Requirement: Locate each line below that includes "vårdnadshavare" and reproduce it.

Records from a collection

::::

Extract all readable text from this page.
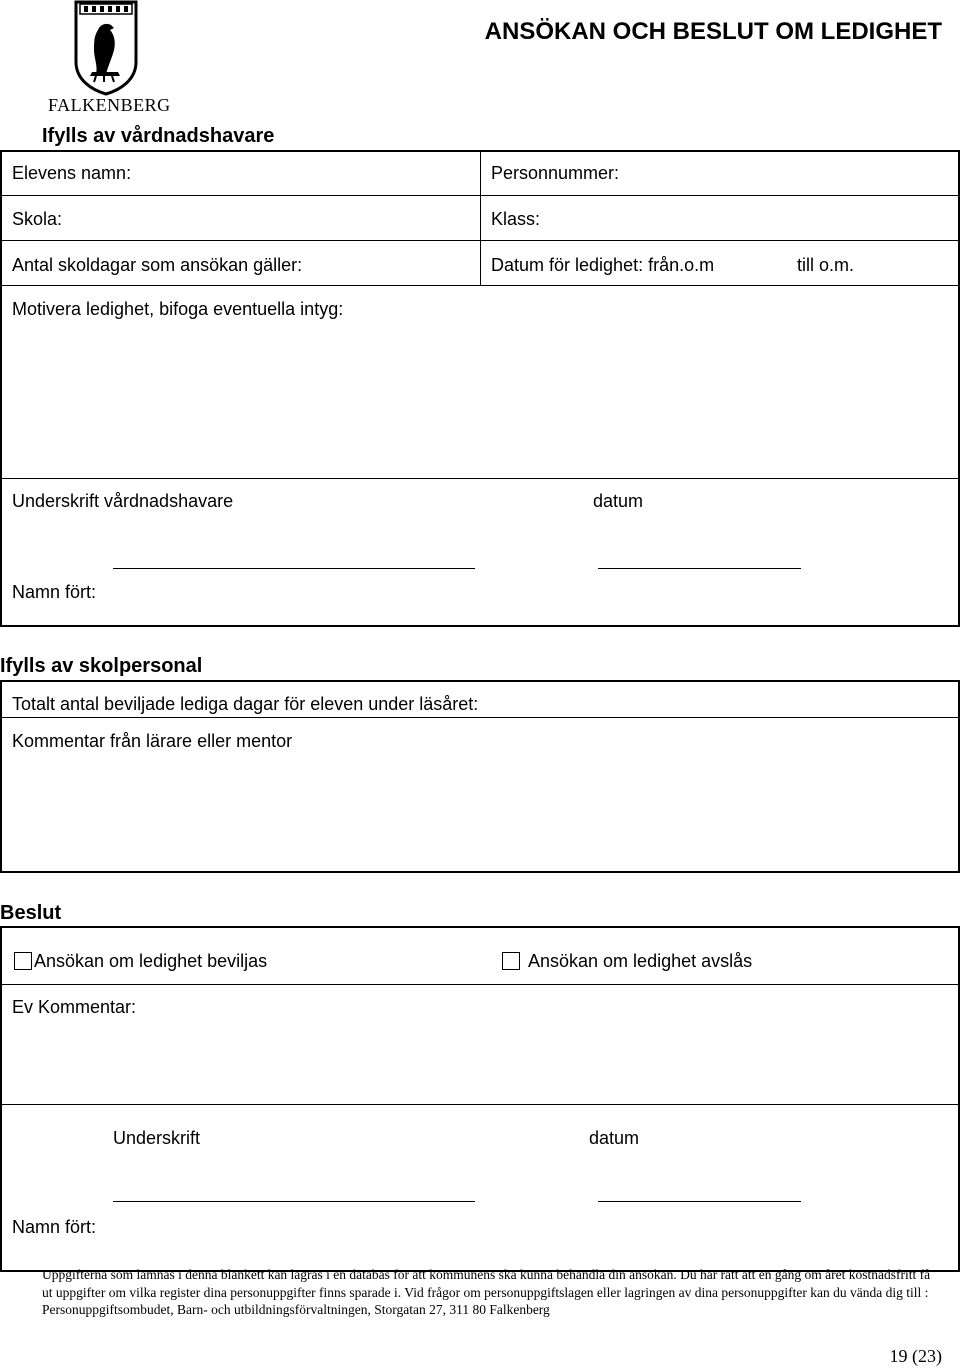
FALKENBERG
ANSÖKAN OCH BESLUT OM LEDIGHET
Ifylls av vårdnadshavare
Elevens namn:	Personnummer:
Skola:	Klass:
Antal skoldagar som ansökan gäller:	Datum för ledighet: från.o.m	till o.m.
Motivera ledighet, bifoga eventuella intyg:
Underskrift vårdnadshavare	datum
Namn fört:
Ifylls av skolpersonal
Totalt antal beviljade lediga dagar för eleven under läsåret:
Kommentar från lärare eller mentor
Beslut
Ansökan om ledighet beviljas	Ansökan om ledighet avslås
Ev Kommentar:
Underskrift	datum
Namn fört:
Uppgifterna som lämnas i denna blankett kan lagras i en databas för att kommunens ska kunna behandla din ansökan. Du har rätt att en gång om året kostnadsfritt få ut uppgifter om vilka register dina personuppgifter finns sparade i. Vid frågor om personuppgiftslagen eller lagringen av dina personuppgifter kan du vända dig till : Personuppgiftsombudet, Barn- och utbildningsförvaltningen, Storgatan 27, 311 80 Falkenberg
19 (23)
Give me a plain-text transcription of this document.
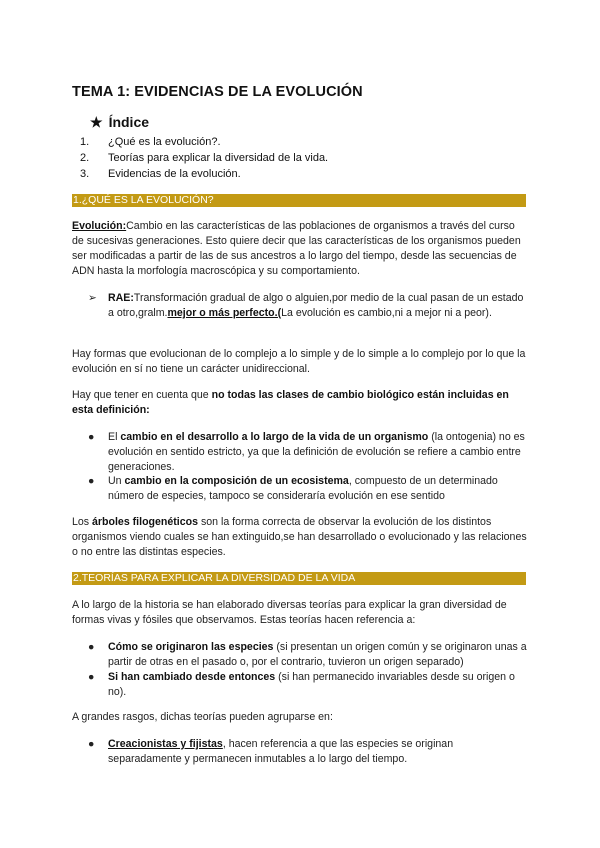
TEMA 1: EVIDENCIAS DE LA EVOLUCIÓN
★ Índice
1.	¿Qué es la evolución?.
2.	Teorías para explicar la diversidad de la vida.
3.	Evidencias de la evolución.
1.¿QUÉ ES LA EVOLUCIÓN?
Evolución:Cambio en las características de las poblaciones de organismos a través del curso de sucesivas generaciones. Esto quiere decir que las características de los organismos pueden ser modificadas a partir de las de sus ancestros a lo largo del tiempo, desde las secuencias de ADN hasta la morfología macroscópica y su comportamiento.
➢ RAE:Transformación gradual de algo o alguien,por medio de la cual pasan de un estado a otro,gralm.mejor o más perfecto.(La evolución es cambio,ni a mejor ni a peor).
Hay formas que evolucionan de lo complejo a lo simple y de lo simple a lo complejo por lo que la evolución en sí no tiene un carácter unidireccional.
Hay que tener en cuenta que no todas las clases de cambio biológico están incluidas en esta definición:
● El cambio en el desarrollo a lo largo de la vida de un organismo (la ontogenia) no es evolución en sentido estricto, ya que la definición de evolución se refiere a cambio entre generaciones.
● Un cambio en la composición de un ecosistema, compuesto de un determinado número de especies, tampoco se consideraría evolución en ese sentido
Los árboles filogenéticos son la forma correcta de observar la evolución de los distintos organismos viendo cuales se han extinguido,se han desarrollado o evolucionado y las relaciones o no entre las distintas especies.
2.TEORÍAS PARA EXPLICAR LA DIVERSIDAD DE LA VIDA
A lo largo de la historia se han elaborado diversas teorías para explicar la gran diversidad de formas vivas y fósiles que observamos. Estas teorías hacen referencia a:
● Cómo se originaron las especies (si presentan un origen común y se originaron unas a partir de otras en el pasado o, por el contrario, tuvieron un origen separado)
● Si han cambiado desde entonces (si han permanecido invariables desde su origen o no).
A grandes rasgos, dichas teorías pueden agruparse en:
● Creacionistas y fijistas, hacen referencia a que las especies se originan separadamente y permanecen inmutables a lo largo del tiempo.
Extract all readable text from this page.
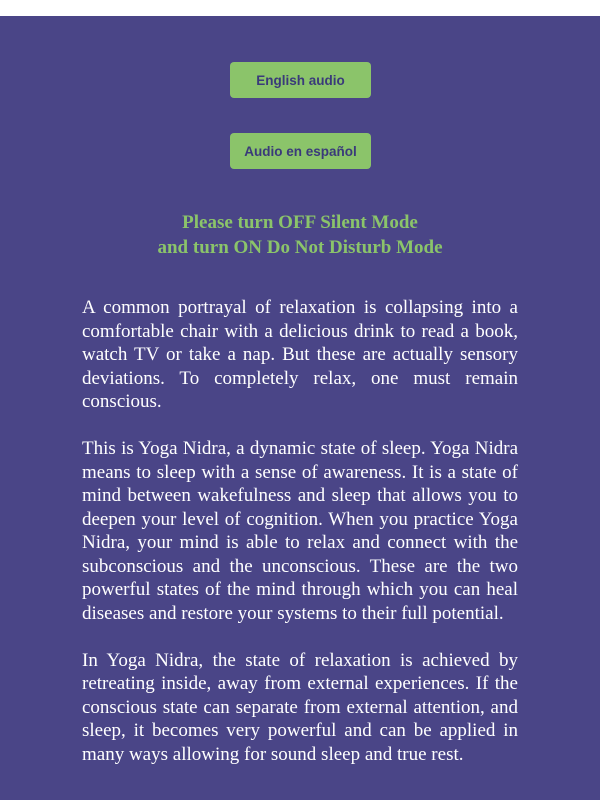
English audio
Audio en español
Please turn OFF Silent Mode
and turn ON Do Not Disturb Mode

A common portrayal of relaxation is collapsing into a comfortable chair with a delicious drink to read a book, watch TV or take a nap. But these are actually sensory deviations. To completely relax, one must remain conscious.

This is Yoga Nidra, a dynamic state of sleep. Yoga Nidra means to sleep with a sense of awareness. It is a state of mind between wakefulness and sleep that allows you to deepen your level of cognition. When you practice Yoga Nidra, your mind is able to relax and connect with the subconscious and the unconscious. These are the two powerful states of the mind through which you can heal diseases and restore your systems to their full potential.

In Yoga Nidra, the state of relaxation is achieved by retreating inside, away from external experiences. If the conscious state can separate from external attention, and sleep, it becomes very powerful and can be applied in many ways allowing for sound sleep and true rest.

::::

Full response:
Ifylls av vårdnadshavare
Underskrift vårdnadshavare	datum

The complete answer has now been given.